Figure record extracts
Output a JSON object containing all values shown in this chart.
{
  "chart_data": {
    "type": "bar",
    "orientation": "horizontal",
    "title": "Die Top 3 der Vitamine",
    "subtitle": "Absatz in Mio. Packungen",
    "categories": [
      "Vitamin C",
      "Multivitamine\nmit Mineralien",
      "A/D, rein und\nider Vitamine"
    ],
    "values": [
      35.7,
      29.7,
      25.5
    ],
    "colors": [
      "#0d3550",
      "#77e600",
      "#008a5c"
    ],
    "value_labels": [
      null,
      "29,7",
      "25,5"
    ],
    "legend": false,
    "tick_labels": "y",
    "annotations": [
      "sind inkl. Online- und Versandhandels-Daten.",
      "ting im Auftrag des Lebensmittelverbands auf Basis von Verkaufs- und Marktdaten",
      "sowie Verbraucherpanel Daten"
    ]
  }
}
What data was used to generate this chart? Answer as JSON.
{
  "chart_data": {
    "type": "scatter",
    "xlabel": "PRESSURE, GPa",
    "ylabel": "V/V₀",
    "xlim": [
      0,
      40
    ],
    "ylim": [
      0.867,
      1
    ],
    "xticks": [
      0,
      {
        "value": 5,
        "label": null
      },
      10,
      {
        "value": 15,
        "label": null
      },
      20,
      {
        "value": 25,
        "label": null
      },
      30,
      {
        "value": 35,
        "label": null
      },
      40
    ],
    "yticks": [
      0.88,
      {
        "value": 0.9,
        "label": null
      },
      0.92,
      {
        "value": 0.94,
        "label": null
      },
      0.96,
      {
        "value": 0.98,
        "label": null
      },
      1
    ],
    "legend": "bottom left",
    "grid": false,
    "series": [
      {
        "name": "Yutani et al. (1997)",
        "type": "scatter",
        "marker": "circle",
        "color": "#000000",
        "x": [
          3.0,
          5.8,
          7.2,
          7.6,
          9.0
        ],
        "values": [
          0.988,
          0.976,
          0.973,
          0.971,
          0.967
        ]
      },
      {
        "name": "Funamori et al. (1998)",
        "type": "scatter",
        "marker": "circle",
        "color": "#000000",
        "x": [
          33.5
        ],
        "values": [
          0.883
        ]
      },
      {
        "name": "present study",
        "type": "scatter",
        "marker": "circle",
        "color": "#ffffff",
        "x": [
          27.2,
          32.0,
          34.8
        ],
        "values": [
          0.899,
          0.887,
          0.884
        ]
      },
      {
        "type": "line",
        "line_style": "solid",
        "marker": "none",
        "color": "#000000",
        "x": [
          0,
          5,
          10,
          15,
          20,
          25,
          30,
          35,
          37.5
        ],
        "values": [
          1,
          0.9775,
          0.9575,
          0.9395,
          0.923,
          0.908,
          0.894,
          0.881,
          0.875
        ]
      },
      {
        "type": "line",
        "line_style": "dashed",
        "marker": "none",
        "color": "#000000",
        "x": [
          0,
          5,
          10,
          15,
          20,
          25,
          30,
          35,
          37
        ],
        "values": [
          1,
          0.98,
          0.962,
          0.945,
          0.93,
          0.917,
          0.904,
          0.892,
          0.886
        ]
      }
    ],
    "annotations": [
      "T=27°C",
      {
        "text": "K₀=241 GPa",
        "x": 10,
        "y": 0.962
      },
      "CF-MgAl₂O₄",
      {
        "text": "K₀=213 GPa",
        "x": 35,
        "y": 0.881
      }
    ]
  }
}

The problem:
Each entry is to be returned in full, character for character.

Answer to the task:
Output a JSON object containing all values shown in this chart.
{
  "chart_data": {
    "type": "bar",
    "orientation": "horizontal",
    "title": "Die Top 3 der Vitamine",
    "subtitle": "Absatz in Mio. Packungen",
    "categories": [
      "Vitamin C",
      "Multivitamine\nmit Mineralien",
      "A/D, rein und\nider Vitamine"
    ],
    "values": [
      35.7,
      29.7,
      25.5
    ],
    "colors": [
      "#0d3550",
      "#77e600",
      "#008a5c"
    ],
    "value_labels": [
      null,
      "29,7",
      "25,5"
    ],
    "legend": false,
    "tick_labels": "y",
    "annotations": [
      "sind inkl. Online- und Versandhandels-Daten.",
      "ting im Auftrag des Lebensmittelverbands auf Basis von Verkaufs- und Marktdaten",
      "sowie Verbraucherpanel Daten"
    ]
  }
}
What data was used to generate this chart? Answer as JSON.
{
  "chart_data": {
    "type": "scatter",
    "xlabel": "PRESSURE, GPa",
    "ylabel": "V/V₀",
    "xlim": [
      0,
      40
    ],
    "ylim": [
      0.867,
      1
    ],
    "xticks": [
      0,
      {
        "value": 5,
        "label": null
      },
      10,
      {
        "value": 15,
        "label": null
      },
      20,
      {
        "value": 25,
        "label": null
      },
      30,
      {
        "value": 35,
        "label": null
      },
      40
    ],
    "yticks": [
      0.88,
      {
        "value": 0.9,
        "label": null
      },
      0.92,
      {
        "value": 0.94,
        "label": null
      },
      0.96,
      {
        "value": 0.98,
        "label": null
      },
      1
    ],
    "legend": "bottom left",
    "grid": false,
    "series": [
      {
        "name": "Yutani et al. (1997)",
        "type": "scatter",
        "marker": "circle",
        "color": "#000000",
        "x": [
          3.0,
          5.8,
          7.2,
          7.6,
          9.0
        ],
        "values": [
          0.988,
          0.976,
          0.973,
          0.971,
          0.967
        ]
      },
      {
        "name": "Funamori et al. (1998)",
        "type": "scatter",
        "marker": "circle",
        "color": "#000000",
        "x": [
          33.5
        ],
        "values": [
          0.883
        ]
      },
      {
        "name": "present study",
        "type": "scatter",
        "marker": "circle",
        "color": "#ffffff",
        "x": [
          27.2,
          32.0,
          34.8
        ],
        "values": [
          0.899,
          0.887,
          0.884
        ]
      },
      {
        "type": "line",
        "line_style": "solid",
        "marker": "none",
        "color": "#000000",
        "x": [
          0,
          5,
          10,
          15,
          20,
          25,
          30,
          35,
          37.5
        ],
        "values": [
          1,
          0.9775,
          0.9575,
          0.9395,
          0.923,
          0.908,
          0.894,
          0.881,
          0.875
        ]
      },
      {
        "type": "line",
        "line_style": "dashed",
        "marker": "none",
        "color": "#000000",
        "x": [
          0,
          5,
          10,
          15,
          20,
          25,
          30,
          35,
          37
        ],
        "values": [
          1,
          0.98,
          0.962,
          0.945,
          0.93,
          0.917,
          0.904,
          0.892,
          0.886
        ]
      }
    ],
    "annotations": [
      "T=27°C",
      {
        "text": "K₀=241 GPa",
        "x": 10,
        "y": 0.962
      },
      "CF-MgAl₂O₄",
      {
        "text": "K₀=213 GPa",
        "x": 35,
        "y": 0.881
      }
    ]
  }
}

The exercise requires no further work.